— BEGIN —

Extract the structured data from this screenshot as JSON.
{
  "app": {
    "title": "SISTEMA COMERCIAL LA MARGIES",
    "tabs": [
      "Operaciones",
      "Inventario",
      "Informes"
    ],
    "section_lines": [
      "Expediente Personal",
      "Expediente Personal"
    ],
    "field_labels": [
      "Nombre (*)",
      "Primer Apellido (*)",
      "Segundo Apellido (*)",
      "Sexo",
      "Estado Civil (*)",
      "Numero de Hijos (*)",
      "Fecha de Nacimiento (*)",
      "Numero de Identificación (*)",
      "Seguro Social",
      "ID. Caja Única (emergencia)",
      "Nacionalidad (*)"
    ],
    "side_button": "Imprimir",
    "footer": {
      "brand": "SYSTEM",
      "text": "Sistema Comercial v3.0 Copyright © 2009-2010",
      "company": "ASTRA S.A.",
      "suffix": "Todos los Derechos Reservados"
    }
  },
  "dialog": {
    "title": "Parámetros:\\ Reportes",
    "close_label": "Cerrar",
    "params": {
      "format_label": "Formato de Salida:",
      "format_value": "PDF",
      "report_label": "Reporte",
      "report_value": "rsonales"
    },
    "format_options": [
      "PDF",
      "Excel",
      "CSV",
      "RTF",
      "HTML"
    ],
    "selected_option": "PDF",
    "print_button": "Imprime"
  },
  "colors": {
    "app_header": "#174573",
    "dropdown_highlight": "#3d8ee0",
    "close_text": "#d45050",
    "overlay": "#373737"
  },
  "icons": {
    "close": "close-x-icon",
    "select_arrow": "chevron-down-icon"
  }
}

— END —

What you will do:
Copy out the material word for word and line for line.

Answer to this task:
Extract the structured data from this screenshot as JSON.
{
  "app": {
    "title": "SISTEMA COMERCIAL LA MARGIES",
    "tabs": [
      "Operaciones",
      "Inventario",
      "Informes"
    ],
    "section_lines": [
      "Expediente Personal",
      "Expediente Personal"
    ],
    "field_labels": [
      "Nombre (*)",
      "Primer Apellido (*)",
      "Segundo Apellido (*)",
      "Sexo",
      "Estado Civil (*)",
      "Numero de Hijos (*)",
      "Fecha de Nacimiento (*)",
      "Numero de Identificación (*)",
      "Seguro Social",
      "ID. Caja Única (emergencia)",
      "Nacionalidad (*)"
    ],
    "side_button": "Imprimir",
    "footer": {
      "brand": "SYSTEM",
      "text": "Sistema Comercial v3.0 Copyright © 2009-2010",
      "company": "ASTRA S.A.",
      "suffix": "Todos los Derechos Reservados"
    }
  },
  "dialog": {
    "title": "Parámetros:\\ Reportes",
    "close_label": "Cerrar",
    "params": {
      "format_label": "Formato de Salida:",
      "format_value": "PDF",
      "report_label": "Reporte",
      "report_value": "rsonales"
    },
    "format_options": [
      "PDF",
      "Excel",
      "CSV",
      "RTF",
      "HTML"
    ],
    "selected_option": "PDF",
    "print_button": "Imprime"
  },
  "colors": {
    "app_header": "#174573",
    "dropdown_highlight": "#3d8ee0",
    "close_text": "#d45050",
    "overlay": "#373737"
  },
  "icons": {
    "close": "close-x-icon",
    "select_arrow": "chevron-down-icon"
  }
}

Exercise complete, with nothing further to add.